-- START Items --

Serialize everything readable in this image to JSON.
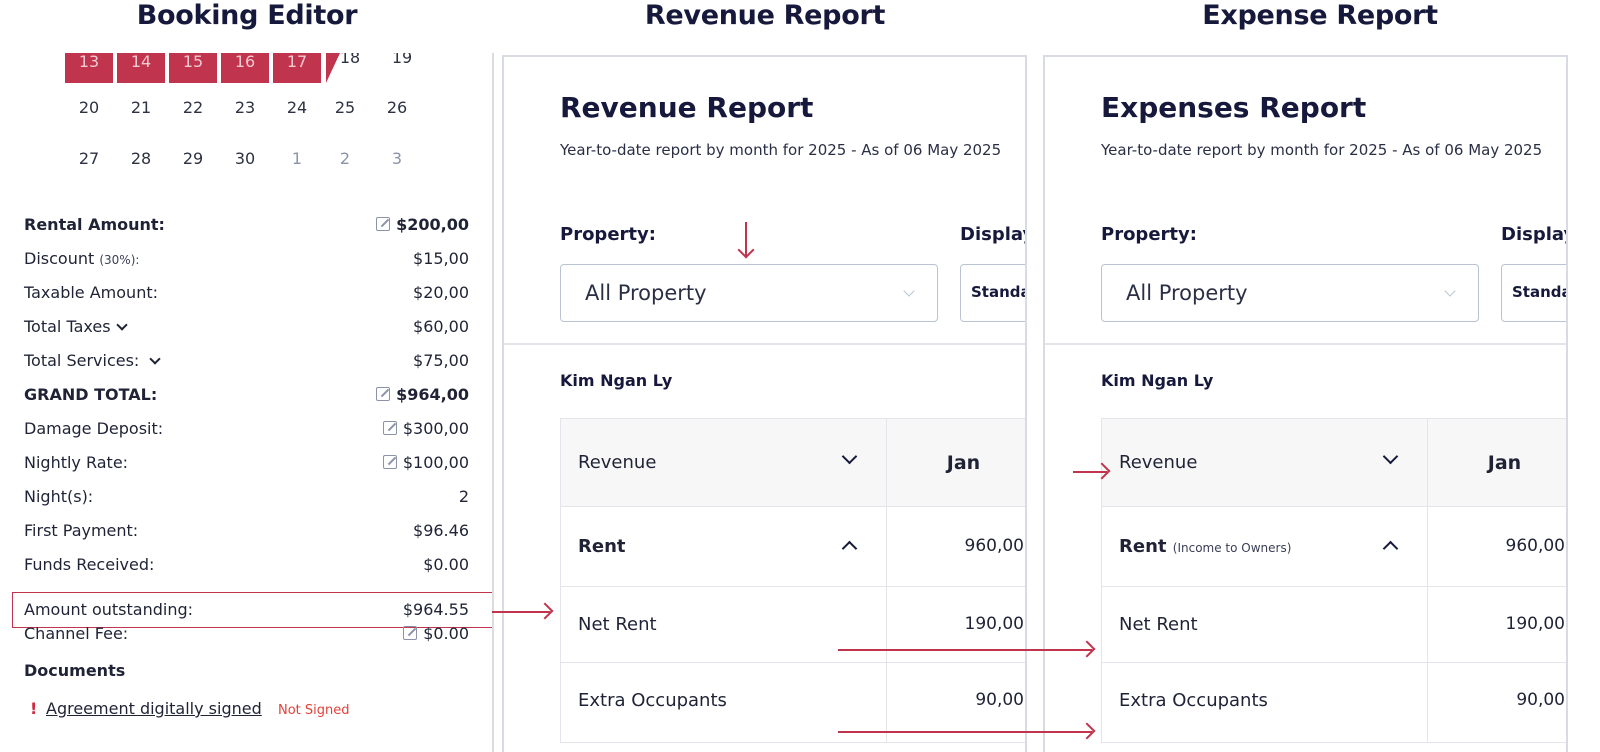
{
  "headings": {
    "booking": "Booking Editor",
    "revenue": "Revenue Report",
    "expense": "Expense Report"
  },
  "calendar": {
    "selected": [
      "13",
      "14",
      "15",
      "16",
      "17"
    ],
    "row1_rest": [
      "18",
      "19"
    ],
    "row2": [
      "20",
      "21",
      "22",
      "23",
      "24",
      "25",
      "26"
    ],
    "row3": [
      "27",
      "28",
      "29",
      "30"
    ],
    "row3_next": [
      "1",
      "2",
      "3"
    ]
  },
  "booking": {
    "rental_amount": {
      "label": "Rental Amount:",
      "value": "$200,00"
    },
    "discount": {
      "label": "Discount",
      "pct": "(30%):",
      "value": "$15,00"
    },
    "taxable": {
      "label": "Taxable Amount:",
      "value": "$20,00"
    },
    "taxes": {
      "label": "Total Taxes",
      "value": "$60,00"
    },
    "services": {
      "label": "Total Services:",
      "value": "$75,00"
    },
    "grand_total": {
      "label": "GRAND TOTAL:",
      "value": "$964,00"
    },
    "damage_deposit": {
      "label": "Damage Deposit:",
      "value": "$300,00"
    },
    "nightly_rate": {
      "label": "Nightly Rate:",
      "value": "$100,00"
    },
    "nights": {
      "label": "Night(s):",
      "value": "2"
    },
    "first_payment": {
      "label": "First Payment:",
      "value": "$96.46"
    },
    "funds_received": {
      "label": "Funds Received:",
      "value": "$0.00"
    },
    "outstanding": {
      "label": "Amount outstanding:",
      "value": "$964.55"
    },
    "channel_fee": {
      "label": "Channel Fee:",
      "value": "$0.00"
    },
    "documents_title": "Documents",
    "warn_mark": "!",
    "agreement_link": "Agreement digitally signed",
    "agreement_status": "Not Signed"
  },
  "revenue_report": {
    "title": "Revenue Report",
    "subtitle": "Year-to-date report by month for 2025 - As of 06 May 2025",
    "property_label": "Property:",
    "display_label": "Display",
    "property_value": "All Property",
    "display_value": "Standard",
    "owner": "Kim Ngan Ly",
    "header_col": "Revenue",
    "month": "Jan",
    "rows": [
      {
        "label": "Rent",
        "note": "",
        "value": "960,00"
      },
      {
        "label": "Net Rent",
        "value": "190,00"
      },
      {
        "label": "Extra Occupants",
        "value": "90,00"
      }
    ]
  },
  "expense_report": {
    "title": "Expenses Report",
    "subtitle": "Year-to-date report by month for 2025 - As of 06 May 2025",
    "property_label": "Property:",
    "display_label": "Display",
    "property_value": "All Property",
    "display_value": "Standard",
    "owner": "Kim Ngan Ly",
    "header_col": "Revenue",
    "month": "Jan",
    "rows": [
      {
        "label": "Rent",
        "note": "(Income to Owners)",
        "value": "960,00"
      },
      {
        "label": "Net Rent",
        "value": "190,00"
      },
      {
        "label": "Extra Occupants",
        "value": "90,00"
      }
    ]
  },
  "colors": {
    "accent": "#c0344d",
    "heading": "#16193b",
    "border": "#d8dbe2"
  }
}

-- END Items --

Aim of the task | Without the pictures, reproduce every line of the records above exactly.

Correct output |
Serialize everything readable in this image to JSON.
{
  "headings": {
    "booking": "Booking Editor",
    "revenue": "Revenue Report",
    "expense": "Expense Report"
  },
  "calendar": {
    "selected": [
      "13",
      "14",
      "15",
      "16",
      "17"
    ],
    "row1_rest": [
      "18",
      "19"
    ],
    "row2": [
      "20",
      "21",
      "22",
      "23",
      "24",
      "25",
      "26"
    ],
    "row3": [
      "27",
      "28",
      "29",
      "30"
    ],
    "row3_next": [
      "1",
      "2",
      "3"
    ]
  },
  "booking": {
    "rental_amount": {
      "label": "Rental Amount:",
      "value": "$200,00"
    },
    "discount": {
      "label": "Discount",
      "pct": "(30%):",
      "value": "$15,00"
    },
    "taxable": {
      "label": "Taxable Amount:",
      "value": "$20,00"
    },
    "taxes": {
      "label": "Total Taxes",
      "value": "$60,00"
    },
    "services": {
      "label": "Total Services:",
      "value": "$75,00"
    },
    "grand_total": {
      "label": "GRAND TOTAL:",
      "value": "$964,00"
    },
    "damage_deposit": {
      "label": "Damage Deposit:",
      "value": "$300,00"
    },
    "nightly_rate": {
      "label": "Nightly Rate:",
      "value": "$100,00"
    },
    "nights": {
      "label": "Night(s):",
      "value": "2"
    },
    "first_payment": {
      "label": "First Payment:",
      "value": "$96.46"
    },
    "funds_received": {
      "label": "Funds Received:",
      "value": "$0.00"
    },
    "outstanding": {
      "label": "Amount outstanding:",
      "value": "$964.55"
    },
    "channel_fee": {
      "label": "Channel Fee:",
      "value": "$0.00"
    },
    "documents_title": "Documents",
    "warn_mark": "!",
    "agreement_link": "Agreement digitally signed",
    "agreement_status": "Not Signed"
  },
  "revenue_report": {
    "title": "Revenue Report",
    "subtitle": "Year-to-date report by month for 2025 - As of 06 May 2025",
    "property_label": "Property:",
    "display_label": "Display",
    "property_value": "All Property",
    "display_value": "Standard",
    "owner": "Kim Ngan Ly",
    "header_col": "Revenue",
    "month": "Jan",
    "rows": [
      {
        "label": "Rent",
        "note": "",
        "value": "960,00"
      },
      {
        "label": "Net Rent",
        "value": "190,00"
      },
      {
        "label": "Extra Occupants",
        "value": "90,00"
      }
    ]
  },
  "expense_report": {
    "title": "Expenses Report",
    "subtitle": "Year-to-date report by month for 2025 - As of 06 May 2025",
    "property_label": "Property:",
    "display_label": "Display",
    "property_value": "All Property",
    "display_value": "Standard",
    "owner": "Kim Ngan Ly",
    "header_col": "Revenue",
    "month": "Jan",
    "rows": [
      {
        "label": "Rent",
        "note": "(Income to Owners)",
        "value": "960,00"
      },
      {
        "label": "Net Rent",
        "value": "190,00"
      },
      {
        "label": "Extra Occupants",
        "value": "90,00"
      }
    ]
  },
  "colors": {
    "accent": "#c0344d",
    "heading": "#16193b",
    "border": "#d8dbe2"
  }
}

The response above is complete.